**Short exercise**: Print the listing in its entirety and exactly, leaving out images.

>>>>>

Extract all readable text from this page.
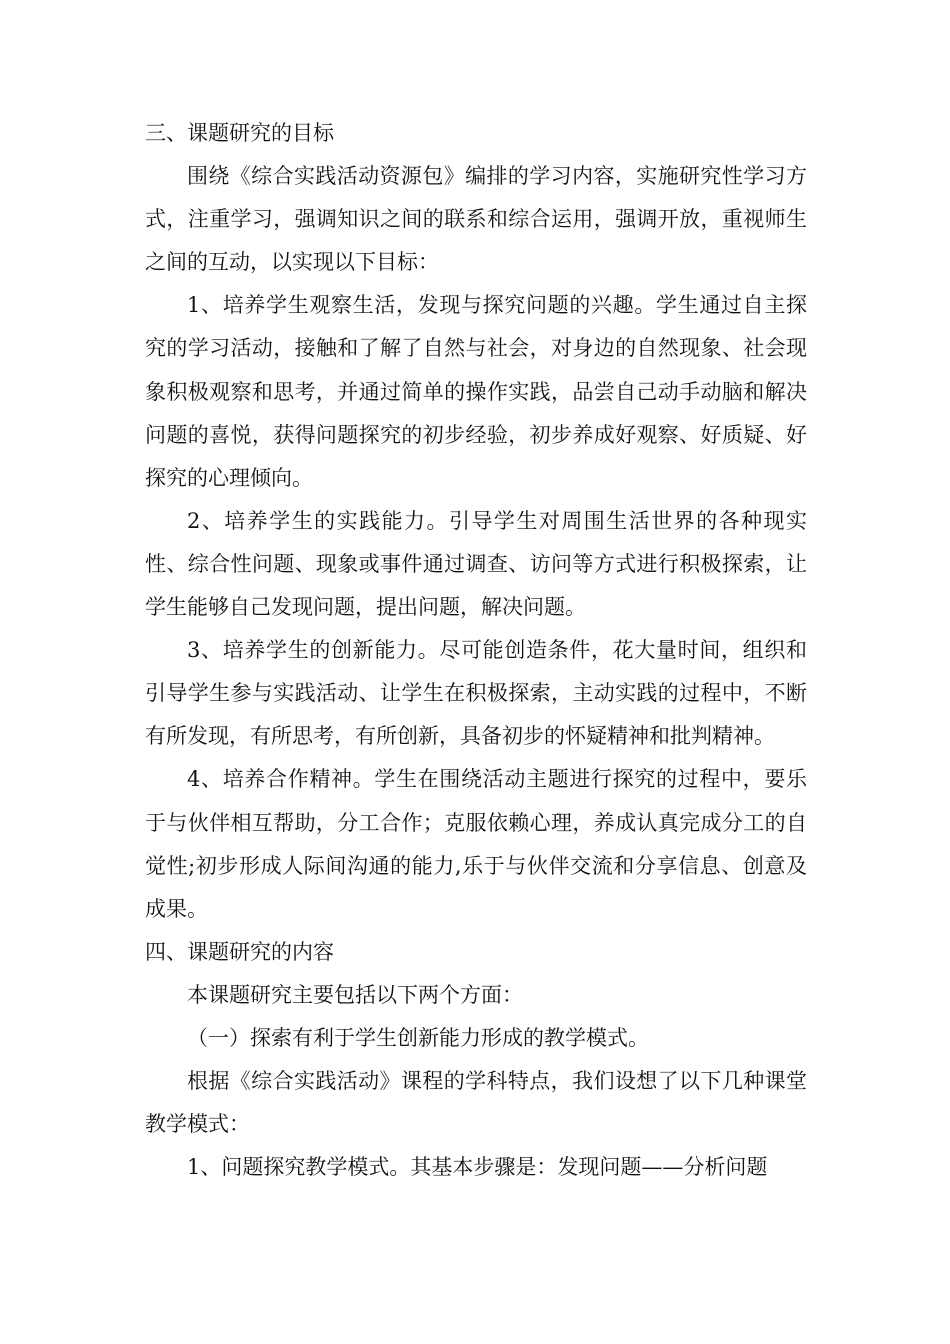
三、课题研究的目标

围绕《综合实践活动资源包》编排的学习内容，实施研究性学习方式，注重学习，强调知识之间的联系和综合运用，强调开放，重视师生之间的互动，以实现以下目标：

1、培养学生观察生活，发现与探究问题的兴趣。学生通过自主探究的学习活动，接触和了解了自然与社会，对身边的自然现象、社会现象积极观察和思考，并通过简单的操作实践，品尝自己动手动脑和解决问题的喜悦，获得问题探究的初步经验，初步养成好观察、好质疑、好探究的心理倾向。

2、培养学生的实践能力。引导学生对周围生活世界的各种现实性、综合性问题、现象或事件通过调查、访问等方式进行积极探索，让学生能够自己发现问题，提出问题，解决问题。

3、培养学生的创新能力。尽可能创造条件，花大量时间，组织和引导学生参与实践活动、让学生在积极探索，主动实践的过程中，不断有所发现，有所思考，有所创新，具备初步的怀疑精神和批判精神。

4、培养合作精神。学生在围绕活动主题进行探究的过程中，要乐于与伙伴相互帮助，分工合作；克服依赖心理，养成认真完成分工的自觉性;初步形成人际间沟通的能力,乐于与伙伴交流和分享信息、创意及成果。

四、课题研究的内容

本课题研究主要包括以下两个方面：

（一）探索有利于学生创新能力形成的教学模式。

根据《综合实践活动》课程的学科特点，我们设想了以下几种课堂教学模式：

1、问题探究教学模式。其基本步骤是：发现问题——分析问题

<<<<<

**Correct result**:
Extract all readable text from this page.
三、课题研究的目标

围绕《综合实践活动资源包》编排的学习内容，实施研究性学习方式，注重学习，强调知识之间的联系和综合运用，强调开放，重视师生之间的互动，以实现以下目标：

1、培养学生观察生活，发现与探究问题的兴趣。学生通过自主探究的学习活动，接触和了解了自然与社会，对身边的自然现象、社会现象积极观察和思考，并通过简单的操作实践，品尝自己动手动脑和解决问题的喜悦，获得问题探究的初步经验，初步养成好观察、好质疑、好探究的心理倾向。

2、培养学生的实践能力。引导学生对周围生活世界的各种现实性、综合性问题、现象或事件通过调查、访问等方式进行积极探索，让学生能够自己发现问题，提出问题，解决问题。

3、培养学生的创新能力。尽可能创造条件，花大量时间，组织和引导学生参与实践活动、让学生在积极探索，主动实践的过程中，不断有所发现，有所思考，有所创新，具备初步的怀疑精神和批判精神。

4、培养合作精神。学生在围绕活动主题进行探究的过程中，要乐于与伙伴相互帮助，分工合作；克服依赖心理，养成认真完成分工的自觉性;初步形成人际间沟通的能力,乐于与伙伴交流和分享信息、创意及成果。

四、课题研究的内容

本课题研究主要包括以下两个方面：

（一）探索有利于学生创新能力形成的教学模式。

根据《综合实践活动》课程的学科特点，我们设想了以下几种课堂教学模式：

1、问题探究教学模式。其基本步骤是：发现问题——分析问题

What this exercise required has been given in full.